* WHAT IS EXPECTED: Your task is to locate every line holding the string "Wastwater" and to copy each of them.

* GIVEN RECORDS:
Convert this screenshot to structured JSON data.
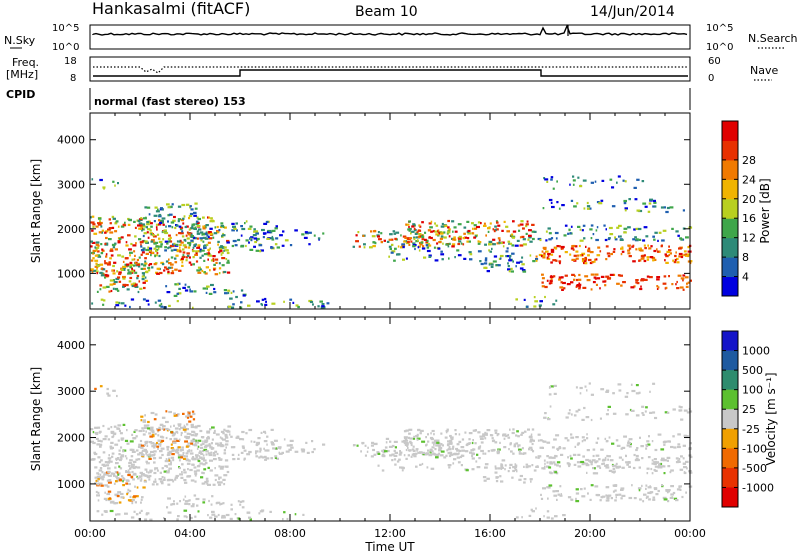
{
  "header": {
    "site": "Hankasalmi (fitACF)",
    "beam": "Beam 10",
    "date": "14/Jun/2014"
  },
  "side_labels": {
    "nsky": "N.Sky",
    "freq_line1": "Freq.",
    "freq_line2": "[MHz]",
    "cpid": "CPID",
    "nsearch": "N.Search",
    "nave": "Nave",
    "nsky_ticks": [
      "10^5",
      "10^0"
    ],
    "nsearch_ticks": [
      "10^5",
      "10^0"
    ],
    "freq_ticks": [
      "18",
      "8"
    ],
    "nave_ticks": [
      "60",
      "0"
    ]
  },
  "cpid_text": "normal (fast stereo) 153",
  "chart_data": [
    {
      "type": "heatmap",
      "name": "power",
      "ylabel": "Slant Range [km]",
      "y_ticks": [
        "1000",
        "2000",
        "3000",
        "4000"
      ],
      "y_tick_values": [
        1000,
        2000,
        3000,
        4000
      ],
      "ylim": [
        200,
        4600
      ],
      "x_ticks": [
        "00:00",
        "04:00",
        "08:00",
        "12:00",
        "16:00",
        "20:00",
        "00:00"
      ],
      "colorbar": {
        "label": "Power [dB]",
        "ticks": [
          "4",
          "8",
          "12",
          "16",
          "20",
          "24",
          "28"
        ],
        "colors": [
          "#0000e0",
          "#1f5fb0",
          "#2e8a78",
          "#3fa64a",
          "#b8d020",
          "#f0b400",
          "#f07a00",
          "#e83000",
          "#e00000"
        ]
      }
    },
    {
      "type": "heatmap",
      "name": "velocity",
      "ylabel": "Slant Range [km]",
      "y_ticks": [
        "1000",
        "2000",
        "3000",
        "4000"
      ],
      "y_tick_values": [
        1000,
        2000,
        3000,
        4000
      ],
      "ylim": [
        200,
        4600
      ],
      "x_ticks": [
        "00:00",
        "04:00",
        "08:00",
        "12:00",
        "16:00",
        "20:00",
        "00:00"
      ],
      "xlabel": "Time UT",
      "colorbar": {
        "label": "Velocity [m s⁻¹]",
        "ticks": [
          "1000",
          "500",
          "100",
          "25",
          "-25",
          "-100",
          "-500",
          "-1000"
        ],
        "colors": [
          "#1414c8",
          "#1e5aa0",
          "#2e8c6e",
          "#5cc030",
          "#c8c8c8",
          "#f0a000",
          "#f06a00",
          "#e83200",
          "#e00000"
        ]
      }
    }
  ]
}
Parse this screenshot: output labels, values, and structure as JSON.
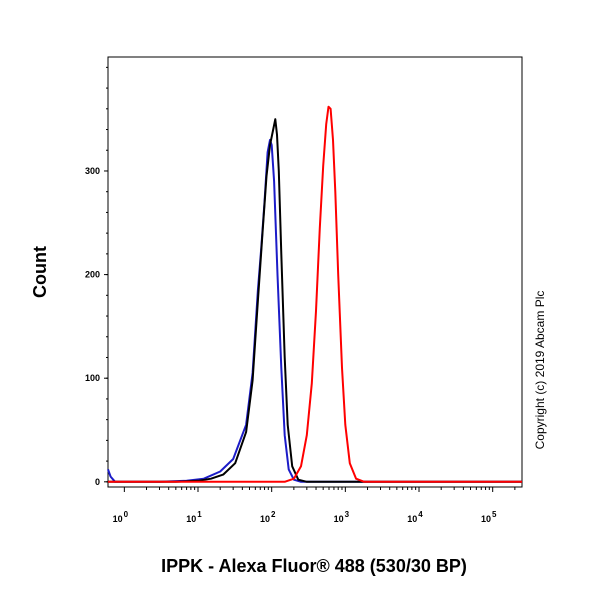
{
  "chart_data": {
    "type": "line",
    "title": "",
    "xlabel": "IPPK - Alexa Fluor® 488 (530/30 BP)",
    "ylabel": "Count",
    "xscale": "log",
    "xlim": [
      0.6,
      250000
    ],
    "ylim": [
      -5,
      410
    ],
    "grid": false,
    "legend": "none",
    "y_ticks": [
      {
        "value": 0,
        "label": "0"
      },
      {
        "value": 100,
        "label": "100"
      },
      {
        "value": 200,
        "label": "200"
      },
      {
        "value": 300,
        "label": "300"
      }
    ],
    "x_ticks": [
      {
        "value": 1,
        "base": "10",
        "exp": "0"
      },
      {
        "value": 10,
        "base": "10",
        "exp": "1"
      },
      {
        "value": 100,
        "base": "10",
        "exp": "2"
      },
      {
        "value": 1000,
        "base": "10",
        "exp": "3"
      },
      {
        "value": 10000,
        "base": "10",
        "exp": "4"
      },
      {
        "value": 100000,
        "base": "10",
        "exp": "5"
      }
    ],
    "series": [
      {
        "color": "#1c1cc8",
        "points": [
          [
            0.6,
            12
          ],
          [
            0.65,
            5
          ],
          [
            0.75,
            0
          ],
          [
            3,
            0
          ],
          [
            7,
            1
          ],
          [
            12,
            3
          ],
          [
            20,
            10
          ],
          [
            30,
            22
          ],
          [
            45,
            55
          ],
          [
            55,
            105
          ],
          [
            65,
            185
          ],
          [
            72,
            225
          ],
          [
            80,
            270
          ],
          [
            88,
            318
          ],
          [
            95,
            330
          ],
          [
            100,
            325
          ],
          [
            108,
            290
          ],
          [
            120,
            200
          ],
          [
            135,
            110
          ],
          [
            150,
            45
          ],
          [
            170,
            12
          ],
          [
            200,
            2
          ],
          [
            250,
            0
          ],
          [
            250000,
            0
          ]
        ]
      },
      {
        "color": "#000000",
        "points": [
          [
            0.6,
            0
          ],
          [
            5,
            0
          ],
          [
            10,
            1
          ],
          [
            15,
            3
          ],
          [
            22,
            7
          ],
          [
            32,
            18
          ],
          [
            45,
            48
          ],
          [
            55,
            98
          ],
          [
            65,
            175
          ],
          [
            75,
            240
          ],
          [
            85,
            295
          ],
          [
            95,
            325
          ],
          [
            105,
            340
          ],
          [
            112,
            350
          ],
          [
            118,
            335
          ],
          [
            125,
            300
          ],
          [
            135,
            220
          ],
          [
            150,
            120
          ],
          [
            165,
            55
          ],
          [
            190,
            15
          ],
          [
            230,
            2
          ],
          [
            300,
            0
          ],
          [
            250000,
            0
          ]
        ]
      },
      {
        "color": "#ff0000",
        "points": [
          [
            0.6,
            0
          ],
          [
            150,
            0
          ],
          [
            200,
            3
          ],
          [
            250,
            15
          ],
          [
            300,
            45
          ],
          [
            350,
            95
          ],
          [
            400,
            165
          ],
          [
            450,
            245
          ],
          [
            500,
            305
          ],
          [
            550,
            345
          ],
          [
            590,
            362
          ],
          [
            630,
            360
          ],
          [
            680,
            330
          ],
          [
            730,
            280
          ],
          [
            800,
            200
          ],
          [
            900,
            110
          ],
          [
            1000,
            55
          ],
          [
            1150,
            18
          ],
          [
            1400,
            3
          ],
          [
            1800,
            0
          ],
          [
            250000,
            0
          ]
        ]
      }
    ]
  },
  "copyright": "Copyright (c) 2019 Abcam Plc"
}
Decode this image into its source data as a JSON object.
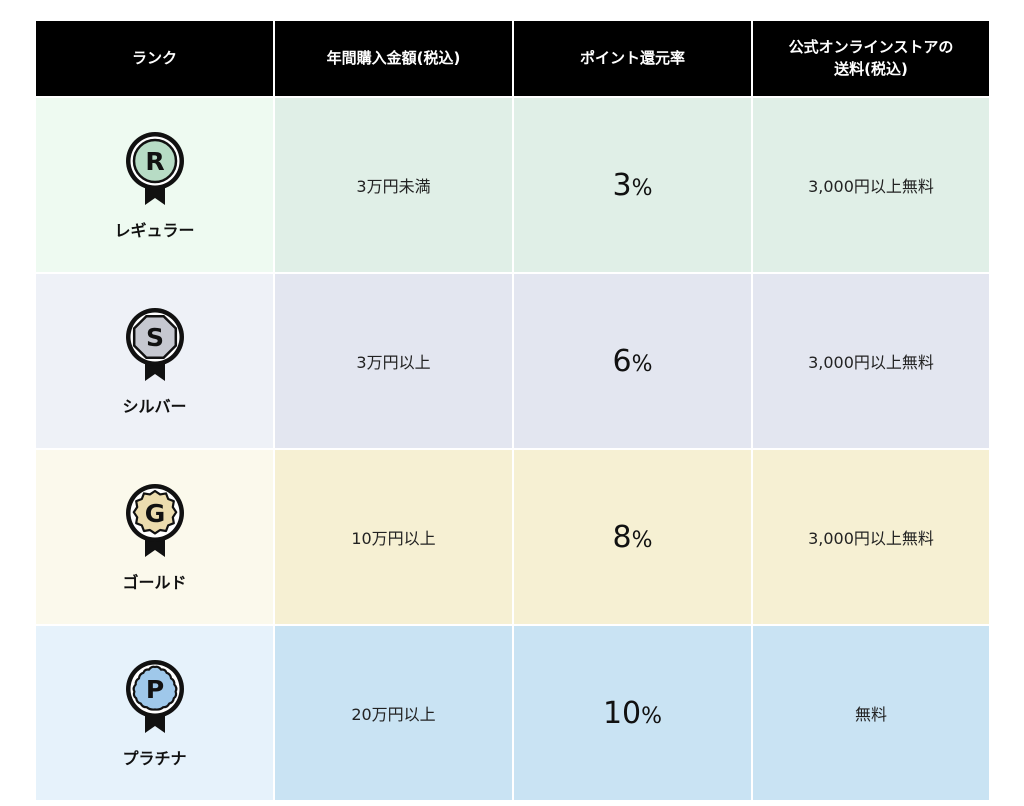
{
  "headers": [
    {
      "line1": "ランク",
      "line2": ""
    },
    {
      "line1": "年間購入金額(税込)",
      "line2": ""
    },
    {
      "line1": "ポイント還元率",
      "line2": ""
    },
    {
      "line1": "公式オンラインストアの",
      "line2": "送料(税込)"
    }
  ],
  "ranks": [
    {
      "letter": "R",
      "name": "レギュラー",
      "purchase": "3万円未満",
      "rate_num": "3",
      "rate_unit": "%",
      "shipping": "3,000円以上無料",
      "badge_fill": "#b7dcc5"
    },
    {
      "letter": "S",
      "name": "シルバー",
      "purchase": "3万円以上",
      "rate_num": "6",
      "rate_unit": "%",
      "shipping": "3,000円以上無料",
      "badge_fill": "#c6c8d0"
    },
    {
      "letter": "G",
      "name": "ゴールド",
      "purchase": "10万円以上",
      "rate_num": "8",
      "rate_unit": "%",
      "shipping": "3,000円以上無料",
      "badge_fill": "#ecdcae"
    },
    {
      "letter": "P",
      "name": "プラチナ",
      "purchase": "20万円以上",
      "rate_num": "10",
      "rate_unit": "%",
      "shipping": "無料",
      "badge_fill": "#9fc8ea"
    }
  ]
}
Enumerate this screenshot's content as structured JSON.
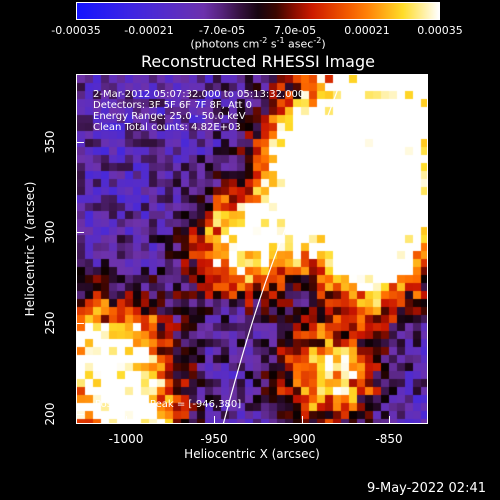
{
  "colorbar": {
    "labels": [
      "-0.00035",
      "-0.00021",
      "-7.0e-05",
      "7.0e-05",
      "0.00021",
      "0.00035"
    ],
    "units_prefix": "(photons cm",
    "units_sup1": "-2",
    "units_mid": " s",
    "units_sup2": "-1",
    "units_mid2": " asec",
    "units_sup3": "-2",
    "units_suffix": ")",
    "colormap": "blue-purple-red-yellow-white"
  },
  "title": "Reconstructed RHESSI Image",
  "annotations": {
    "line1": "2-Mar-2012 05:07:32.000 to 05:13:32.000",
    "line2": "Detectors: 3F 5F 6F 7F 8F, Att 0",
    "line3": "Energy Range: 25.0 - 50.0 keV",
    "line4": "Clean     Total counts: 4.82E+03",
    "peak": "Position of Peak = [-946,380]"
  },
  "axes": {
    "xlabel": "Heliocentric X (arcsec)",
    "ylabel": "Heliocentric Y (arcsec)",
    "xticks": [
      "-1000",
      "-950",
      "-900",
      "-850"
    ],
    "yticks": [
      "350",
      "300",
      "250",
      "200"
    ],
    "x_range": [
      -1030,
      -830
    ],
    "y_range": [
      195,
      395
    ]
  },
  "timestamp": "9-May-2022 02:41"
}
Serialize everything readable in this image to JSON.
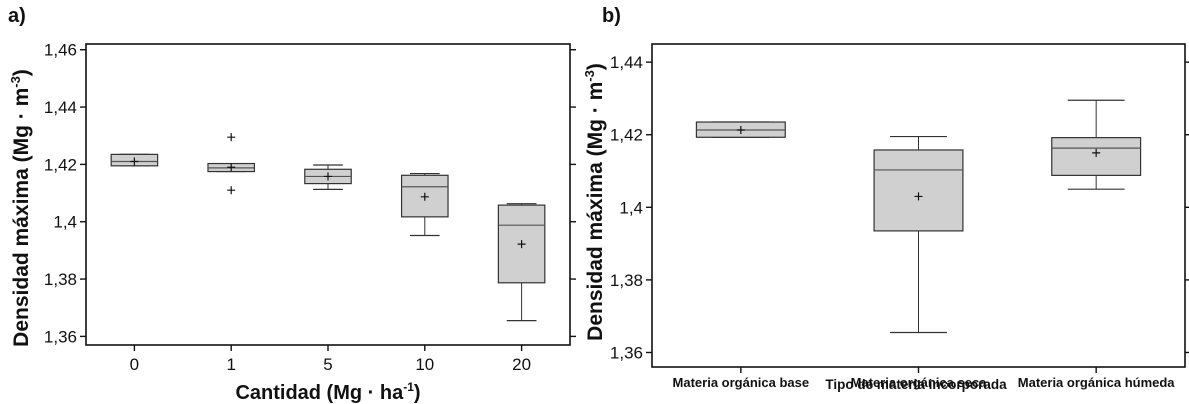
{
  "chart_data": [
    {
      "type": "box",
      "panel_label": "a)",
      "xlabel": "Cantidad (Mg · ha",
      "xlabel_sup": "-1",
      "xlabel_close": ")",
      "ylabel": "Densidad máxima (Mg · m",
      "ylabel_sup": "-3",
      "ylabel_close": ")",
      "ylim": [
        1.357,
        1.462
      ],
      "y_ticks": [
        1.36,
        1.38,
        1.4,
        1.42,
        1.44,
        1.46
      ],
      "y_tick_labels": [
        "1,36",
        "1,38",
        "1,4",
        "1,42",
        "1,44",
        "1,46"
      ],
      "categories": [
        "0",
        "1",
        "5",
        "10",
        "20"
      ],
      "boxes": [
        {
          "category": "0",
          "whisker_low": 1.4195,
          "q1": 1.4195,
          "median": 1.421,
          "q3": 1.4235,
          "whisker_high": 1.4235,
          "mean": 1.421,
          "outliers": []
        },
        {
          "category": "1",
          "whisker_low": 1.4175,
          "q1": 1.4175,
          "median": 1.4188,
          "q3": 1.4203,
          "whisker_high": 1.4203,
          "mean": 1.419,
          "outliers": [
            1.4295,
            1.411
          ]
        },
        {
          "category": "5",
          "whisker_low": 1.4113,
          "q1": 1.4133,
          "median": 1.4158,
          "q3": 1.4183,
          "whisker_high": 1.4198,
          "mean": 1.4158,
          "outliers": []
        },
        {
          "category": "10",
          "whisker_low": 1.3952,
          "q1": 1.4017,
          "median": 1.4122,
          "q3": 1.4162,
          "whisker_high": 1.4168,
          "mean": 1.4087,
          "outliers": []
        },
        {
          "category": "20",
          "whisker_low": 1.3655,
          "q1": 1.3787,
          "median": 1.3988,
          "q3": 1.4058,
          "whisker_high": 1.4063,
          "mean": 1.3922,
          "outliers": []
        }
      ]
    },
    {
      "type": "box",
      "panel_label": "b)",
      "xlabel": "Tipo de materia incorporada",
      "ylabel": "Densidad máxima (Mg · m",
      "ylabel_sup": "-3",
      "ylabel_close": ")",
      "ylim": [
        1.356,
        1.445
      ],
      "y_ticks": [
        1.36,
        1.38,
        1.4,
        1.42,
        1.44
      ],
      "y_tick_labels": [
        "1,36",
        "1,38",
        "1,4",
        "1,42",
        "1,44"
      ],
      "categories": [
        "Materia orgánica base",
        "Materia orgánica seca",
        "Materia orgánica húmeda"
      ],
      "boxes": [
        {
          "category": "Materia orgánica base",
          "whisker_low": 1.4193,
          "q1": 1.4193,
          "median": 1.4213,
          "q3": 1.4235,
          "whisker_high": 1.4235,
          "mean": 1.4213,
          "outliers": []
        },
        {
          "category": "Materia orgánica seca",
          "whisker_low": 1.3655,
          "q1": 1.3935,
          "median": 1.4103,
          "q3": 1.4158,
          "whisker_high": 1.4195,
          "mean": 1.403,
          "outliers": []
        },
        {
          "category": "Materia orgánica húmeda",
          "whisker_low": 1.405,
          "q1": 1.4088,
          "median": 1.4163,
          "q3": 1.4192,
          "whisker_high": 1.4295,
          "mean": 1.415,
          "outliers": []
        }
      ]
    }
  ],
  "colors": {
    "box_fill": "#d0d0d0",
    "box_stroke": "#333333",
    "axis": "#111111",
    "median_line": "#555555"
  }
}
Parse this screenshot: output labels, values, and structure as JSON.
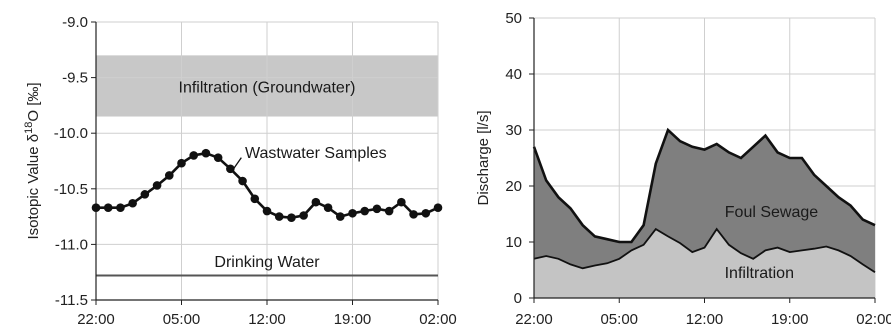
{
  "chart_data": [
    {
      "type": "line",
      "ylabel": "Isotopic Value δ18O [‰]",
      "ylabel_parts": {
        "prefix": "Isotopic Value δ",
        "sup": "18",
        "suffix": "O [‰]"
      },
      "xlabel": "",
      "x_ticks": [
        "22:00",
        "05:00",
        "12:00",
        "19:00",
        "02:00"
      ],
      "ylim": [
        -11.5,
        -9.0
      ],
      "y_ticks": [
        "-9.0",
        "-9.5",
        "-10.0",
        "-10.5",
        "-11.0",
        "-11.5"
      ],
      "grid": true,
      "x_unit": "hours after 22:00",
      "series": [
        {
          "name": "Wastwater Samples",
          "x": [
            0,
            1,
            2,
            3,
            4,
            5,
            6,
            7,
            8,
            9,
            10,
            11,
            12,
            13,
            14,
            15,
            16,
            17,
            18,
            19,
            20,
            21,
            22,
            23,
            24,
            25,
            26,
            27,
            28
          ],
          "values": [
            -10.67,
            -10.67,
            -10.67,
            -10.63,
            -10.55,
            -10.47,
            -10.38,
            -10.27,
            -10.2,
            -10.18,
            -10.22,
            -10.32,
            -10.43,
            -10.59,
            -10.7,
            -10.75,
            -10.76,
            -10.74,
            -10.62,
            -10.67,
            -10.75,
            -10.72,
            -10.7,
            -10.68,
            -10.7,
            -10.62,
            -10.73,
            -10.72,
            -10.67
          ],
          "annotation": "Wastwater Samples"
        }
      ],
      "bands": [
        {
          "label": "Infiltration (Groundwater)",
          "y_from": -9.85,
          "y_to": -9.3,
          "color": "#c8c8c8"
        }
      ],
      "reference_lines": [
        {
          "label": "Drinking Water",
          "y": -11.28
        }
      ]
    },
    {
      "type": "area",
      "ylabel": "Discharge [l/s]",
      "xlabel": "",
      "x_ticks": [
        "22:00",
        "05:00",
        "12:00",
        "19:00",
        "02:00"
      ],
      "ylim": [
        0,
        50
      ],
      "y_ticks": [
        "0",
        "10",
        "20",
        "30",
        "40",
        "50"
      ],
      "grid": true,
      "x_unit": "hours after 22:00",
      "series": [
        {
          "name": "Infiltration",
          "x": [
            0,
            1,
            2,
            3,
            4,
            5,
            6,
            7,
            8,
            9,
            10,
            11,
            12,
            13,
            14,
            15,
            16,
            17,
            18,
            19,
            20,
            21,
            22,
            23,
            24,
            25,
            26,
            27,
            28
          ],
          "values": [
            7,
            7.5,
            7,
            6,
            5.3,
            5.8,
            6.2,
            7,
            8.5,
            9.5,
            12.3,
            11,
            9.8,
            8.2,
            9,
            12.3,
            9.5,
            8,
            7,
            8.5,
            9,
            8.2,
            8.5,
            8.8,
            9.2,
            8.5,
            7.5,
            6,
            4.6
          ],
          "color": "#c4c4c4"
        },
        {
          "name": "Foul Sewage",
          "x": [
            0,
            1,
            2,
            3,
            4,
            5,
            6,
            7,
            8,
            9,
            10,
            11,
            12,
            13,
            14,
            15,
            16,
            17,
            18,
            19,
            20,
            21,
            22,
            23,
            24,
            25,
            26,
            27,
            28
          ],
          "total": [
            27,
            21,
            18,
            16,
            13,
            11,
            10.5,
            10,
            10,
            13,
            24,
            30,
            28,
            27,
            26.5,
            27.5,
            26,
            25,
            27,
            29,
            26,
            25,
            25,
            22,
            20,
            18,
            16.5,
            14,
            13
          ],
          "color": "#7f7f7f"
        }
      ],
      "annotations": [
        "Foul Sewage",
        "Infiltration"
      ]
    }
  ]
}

* OUTPUT FOR THIS EXERCISE:
          "name": "Wastwater Samples",
          "annotation": "Wastwater Samples"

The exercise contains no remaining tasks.